TASK OBJECTIVE:
Would you transcribe the whole listing exactly, minus its pictures?

__________

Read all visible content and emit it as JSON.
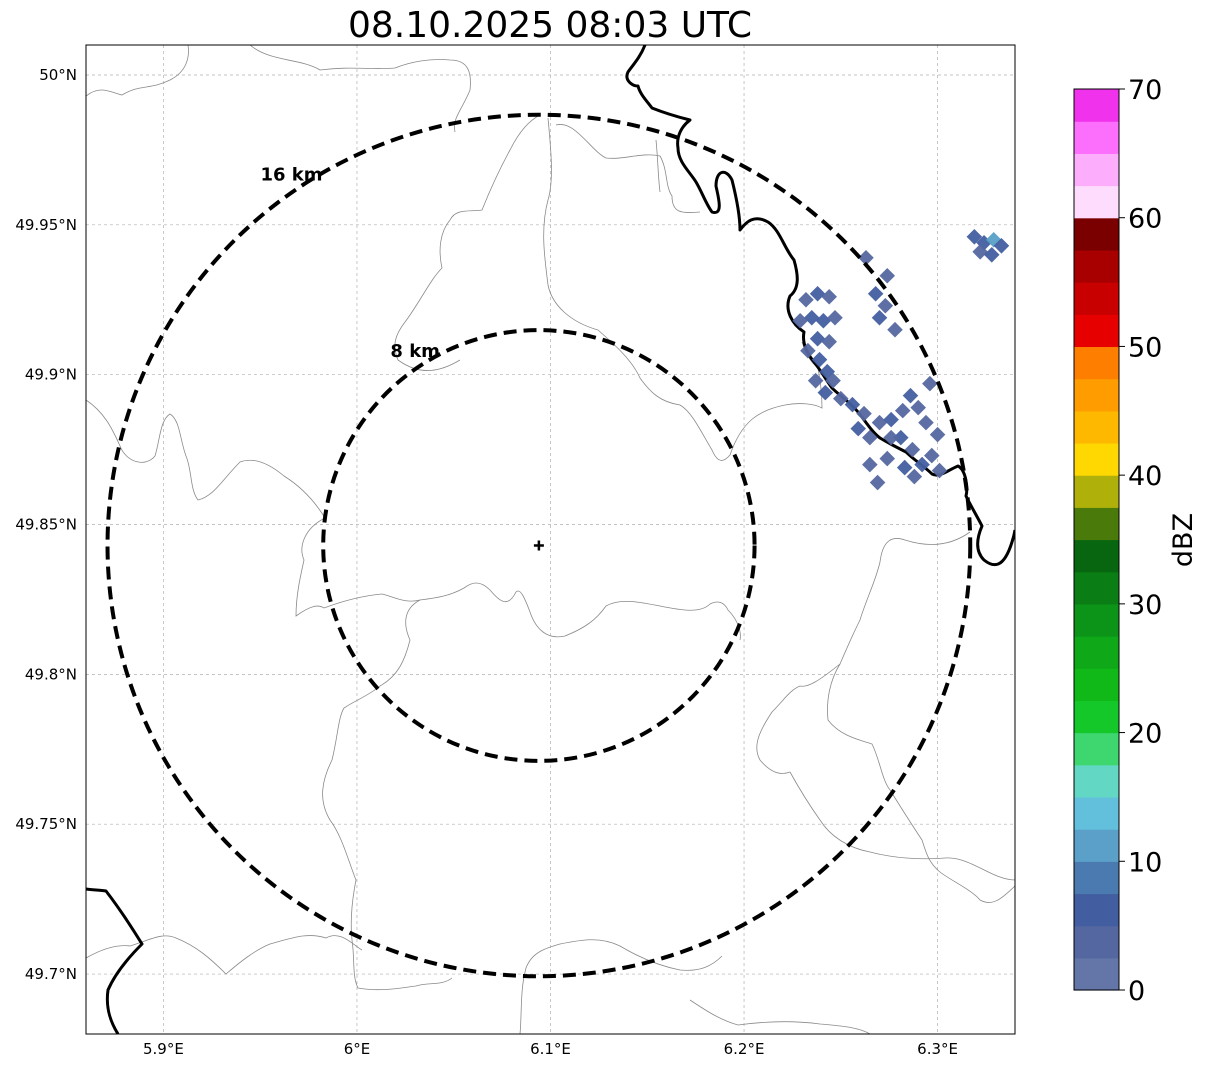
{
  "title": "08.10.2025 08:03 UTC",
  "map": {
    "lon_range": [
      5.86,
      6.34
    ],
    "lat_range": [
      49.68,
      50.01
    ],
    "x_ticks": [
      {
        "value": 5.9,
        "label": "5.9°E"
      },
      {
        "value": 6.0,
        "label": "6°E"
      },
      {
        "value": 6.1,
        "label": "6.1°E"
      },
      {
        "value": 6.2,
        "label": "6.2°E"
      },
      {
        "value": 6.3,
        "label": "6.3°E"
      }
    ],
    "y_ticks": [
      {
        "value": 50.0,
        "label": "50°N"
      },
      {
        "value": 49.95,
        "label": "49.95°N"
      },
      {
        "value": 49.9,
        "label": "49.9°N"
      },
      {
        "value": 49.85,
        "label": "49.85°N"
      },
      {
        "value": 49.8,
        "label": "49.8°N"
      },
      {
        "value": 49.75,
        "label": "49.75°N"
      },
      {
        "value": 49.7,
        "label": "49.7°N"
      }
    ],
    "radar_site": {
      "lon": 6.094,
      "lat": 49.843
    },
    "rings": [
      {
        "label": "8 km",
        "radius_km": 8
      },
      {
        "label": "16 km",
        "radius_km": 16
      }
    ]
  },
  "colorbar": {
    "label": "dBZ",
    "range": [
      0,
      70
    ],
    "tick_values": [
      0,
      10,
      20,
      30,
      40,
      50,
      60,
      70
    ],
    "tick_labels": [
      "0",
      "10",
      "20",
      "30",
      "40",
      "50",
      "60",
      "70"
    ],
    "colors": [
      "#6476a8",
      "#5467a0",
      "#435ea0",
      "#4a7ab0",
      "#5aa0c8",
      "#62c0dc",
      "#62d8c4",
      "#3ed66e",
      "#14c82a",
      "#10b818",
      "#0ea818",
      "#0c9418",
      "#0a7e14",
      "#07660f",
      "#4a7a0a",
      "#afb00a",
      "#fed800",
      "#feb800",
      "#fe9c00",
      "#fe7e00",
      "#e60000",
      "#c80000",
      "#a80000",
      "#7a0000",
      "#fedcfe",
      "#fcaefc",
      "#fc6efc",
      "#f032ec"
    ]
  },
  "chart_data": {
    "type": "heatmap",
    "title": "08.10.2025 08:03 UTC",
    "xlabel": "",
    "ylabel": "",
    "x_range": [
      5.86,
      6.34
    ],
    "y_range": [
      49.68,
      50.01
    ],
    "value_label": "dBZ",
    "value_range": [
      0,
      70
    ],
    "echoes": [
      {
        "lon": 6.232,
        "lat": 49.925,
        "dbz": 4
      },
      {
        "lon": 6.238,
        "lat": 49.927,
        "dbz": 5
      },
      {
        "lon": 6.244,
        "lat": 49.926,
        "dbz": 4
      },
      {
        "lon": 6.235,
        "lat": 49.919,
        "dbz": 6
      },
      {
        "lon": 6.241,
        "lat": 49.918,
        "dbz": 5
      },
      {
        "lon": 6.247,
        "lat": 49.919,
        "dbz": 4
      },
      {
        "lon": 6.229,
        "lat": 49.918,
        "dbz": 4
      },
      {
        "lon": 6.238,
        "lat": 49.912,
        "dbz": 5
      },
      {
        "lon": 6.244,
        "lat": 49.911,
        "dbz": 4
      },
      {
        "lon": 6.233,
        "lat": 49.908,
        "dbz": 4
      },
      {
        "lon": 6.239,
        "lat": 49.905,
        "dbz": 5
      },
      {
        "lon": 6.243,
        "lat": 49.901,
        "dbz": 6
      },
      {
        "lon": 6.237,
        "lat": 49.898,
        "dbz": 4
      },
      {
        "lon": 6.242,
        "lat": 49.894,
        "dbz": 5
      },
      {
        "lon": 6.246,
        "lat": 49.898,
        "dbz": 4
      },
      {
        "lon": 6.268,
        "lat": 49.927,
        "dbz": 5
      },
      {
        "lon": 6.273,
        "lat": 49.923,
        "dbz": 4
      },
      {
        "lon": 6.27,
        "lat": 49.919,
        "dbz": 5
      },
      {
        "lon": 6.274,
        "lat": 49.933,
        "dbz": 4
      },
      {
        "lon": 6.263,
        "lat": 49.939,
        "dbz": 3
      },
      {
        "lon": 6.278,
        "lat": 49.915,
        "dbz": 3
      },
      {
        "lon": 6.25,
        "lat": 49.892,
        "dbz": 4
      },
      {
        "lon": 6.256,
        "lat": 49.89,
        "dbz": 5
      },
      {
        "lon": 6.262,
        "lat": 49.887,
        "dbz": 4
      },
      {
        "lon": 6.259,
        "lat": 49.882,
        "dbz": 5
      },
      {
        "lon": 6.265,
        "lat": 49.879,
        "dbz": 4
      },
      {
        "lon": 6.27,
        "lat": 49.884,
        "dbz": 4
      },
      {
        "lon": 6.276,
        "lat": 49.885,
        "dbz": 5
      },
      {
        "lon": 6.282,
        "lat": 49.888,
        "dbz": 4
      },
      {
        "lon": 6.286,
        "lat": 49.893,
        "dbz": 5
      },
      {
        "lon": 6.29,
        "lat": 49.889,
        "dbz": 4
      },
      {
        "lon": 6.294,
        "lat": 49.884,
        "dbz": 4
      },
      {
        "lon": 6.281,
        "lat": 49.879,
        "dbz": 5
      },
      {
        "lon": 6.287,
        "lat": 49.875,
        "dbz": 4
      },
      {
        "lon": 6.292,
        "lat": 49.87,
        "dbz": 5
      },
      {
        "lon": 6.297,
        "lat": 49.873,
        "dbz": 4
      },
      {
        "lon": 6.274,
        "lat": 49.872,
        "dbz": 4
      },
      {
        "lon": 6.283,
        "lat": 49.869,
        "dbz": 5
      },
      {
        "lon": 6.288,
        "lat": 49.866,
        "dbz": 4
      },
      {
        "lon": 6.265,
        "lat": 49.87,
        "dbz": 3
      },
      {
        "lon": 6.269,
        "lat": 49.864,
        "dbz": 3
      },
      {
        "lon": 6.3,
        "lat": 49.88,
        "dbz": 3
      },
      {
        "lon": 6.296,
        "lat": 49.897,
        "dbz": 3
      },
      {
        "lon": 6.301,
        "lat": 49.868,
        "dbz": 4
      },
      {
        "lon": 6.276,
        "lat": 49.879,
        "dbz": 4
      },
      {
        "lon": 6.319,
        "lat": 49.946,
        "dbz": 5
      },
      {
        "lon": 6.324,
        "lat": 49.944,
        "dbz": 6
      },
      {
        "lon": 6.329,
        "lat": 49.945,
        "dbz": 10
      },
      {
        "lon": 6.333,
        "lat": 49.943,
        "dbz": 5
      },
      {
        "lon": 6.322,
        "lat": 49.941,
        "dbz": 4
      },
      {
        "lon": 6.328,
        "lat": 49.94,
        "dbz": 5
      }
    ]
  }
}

__________

EXPECTED OUTPUT:
Read all visible content and emit it as JSON.
{
  "title": "08.10.2025 08:03 UTC",
  "map": {
    "lon_range": [
      5.86,
      6.34
    ],
    "lat_range": [
      49.68,
      50.01
    ],
    "x_ticks": [
      {
        "value": 5.9,
        "label": "5.9°E"
      },
      {
        "value": 6.0,
        "label": "6°E"
      },
      {
        "value": 6.1,
        "label": "6.1°E"
      },
      {
        "value": 6.2,
        "label": "6.2°E"
      },
      {
        "value": 6.3,
        "label": "6.3°E"
      }
    ],
    "y_ticks": [
      {
        "value": 50.0,
        "label": "50°N"
      },
      {
        "value": 49.95,
        "label": "49.95°N"
      },
      {
        "value": 49.9,
        "label": "49.9°N"
      },
      {
        "value": 49.85,
        "label": "49.85°N"
      },
      {
        "value": 49.8,
        "label": "49.8°N"
      },
      {
        "value": 49.75,
        "label": "49.75°N"
      },
      {
        "value": 49.7,
        "label": "49.7°N"
      }
    ],
    "radar_site": {
      "lon": 6.094,
      "lat": 49.843
    },
    "rings": [
      {
        "label": "8 km",
        "radius_km": 8
      },
      {
        "label": "16 km",
        "radius_km": 16
      }
    ]
  },
  "colorbar": {
    "label": "dBZ",
    "range": [
      0,
      70
    ],
    "tick_values": [
      0,
      10,
      20,
      30,
      40,
      50,
      60,
      70
    ],
    "tick_labels": [
      "0",
      "10",
      "20",
      "30",
      "40",
      "50",
      "60",
      "70"
    ],
    "colors": [
      "#6476a8",
      "#5467a0",
      "#435ea0",
      "#4a7ab0",
      "#5aa0c8",
      "#62c0dc",
      "#62d8c4",
      "#3ed66e",
      "#14c82a",
      "#10b818",
      "#0ea818",
      "#0c9418",
      "#0a7e14",
      "#07660f",
      "#4a7a0a",
      "#afb00a",
      "#fed800",
      "#feb800",
      "#fe9c00",
      "#fe7e00",
      "#e60000",
      "#c80000",
      "#a80000",
      "#7a0000",
      "#fedcfe",
      "#fcaefc",
      "#fc6efc",
      "#f032ec"
    ]
  },
  "chart_data": {
    "type": "heatmap",
    "title": "08.10.2025 08:03 UTC",
    "xlabel": "",
    "ylabel": "",
    "x_range": [
      5.86,
      6.34
    ],
    "y_range": [
      49.68,
      50.01
    ],
    "value_label": "dBZ",
    "value_range": [
      0,
      70
    ],
    "echoes": [
      {
        "lon": 6.232,
        "lat": 49.925,
        "dbz": 4
      },
      {
        "lon": 6.238,
        "lat": 49.927,
        "dbz": 5
      },
      {
        "lon": 6.244,
        "lat": 49.926,
        "dbz": 4
      },
      {
        "lon": 6.235,
        "lat": 49.919,
        "dbz": 6
      },
      {
        "lon": 6.241,
        "lat": 49.918,
        "dbz": 5
      },
      {
        "lon": 6.247,
        "lat": 49.919,
        "dbz": 4
      },
      {
        "lon": 6.229,
        "lat": 49.918,
        "dbz": 4
      },
      {
        "lon": 6.238,
        "lat": 49.912,
        "dbz": 5
      },
      {
        "lon": 6.244,
        "lat": 49.911,
        "dbz": 4
      },
      {
        "lon": 6.233,
        "lat": 49.908,
        "dbz": 4
      },
      {
        "lon": 6.239,
        "lat": 49.905,
        "dbz": 5
      },
      {
        "lon": 6.243,
        "lat": 49.901,
        "dbz": 6
      },
      {
        "lon": 6.237,
        "lat": 49.898,
        "dbz": 4
      },
      {
        "lon": 6.242,
        "lat": 49.894,
        "dbz": 5
      },
      {
        "lon": 6.246,
        "lat": 49.898,
        "dbz": 4
      },
      {
        "lon": 6.268,
        "lat": 49.927,
        "dbz": 5
      },
      {
        "lon": 6.273,
        "lat": 49.923,
        "dbz": 4
      },
      {
        "lon": 6.27,
        "lat": 49.919,
        "dbz": 5
      },
      {
        "lon": 6.274,
        "lat": 49.933,
        "dbz": 4
      },
      {
        "lon": 6.263,
        "lat": 49.939,
        "dbz": 3
      },
      {
        "lon": 6.278,
        "lat": 49.915,
        "dbz": 3
      },
      {
        "lon": 6.25,
        "lat": 49.892,
        "dbz": 4
      },
      {
        "lon": 6.256,
        "lat": 49.89,
        "dbz": 5
      },
      {
        "lon": 6.262,
        "lat": 49.887,
        "dbz": 4
      },
      {
        "lon": 6.259,
        "lat": 49.882,
        "dbz": 5
      },
      {
        "lon": 6.265,
        "lat": 49.879,
        "dbz": 4
      },
      {
        "lon": 6.27,
        "lat": 49.884,
        "dbz": 4
      },
      {
        "lon": 6.276,
        "lat": 49.885,
        "dbz": 5
      },
      {
        "lon": 6.282,
        "lat": 49.888,
        "dbz": 4
      },
      {
        "lon": 6.286,
        "lat": 49.893,
        "dbz": 5
      },
      {
        "lon": 6.29,
        "lat": 49.889,
        "dbz": 4
      },
      {
        "lon": 6.294,
        "lat": 49.884,
        "dbz": 4
      },
      {
        "lon": 6.281,
        "lat": 49.879,
        "dbz": 5
      },
      {
        "lon": 6.287,
        "lat": 49.875,
        "dbz": 4
      },
      {
        "lon": 6.292,
        "lat": 49.87,
        "dbz": 5
      },
      {
        "lon": 6.297,
        "lat": 49.873,
        "dbz": 4
      },
      {
        "lon": 6.274,
        "lat": 49.872,
        "dbz": 4
      },
      {
        "lon": 6.283,
        "lat": 49.869,
        "dbz": 5
      },
      {
        "lon": 6.288,
        "lat": 49.866,
        "dbz": 4
      },
      {
        "lon": 6.265,
        "lat": 49.87,
        "dbz": 3
      },
      {
        "lon": 6.269,
        "lat": 49.864,
        "dbz": 3
      },
      {
        "lon": 6.3,
        "lat": 49.88,
        "dbz": 3
      },
      {
        "lon": 6.296,
        "lat": 49.897,
        "dbz": 3
      },
      {
        "lon": 6.301,
        "lat": 49.868,
        "dbz": 4
      },
      {
        "lon": 6.276,
        "lat": 49.879,
        "dbz": 4
      },
      {
        "lon": 6.319,
        "lat": 49.946,
        "dbz": 5
      },
      {
        "lon": 6.324,
        "lat": 49.944,
        "dbz": 6
      },
      {
        "lon": 6.329,
        "lat": 49.945,
        "dbz": 10
      },
      {
        "lon": 6.333,
        "lat": 49.943,
        "dbz": 5
      },
      {
        "lon": 6.322,
        "lat": 49.941,
        "dbz": 4
      },
      {
        "lon": 6.328,
        "lat": 49.94,
        "dbz": 5
      }
    ]
  }
}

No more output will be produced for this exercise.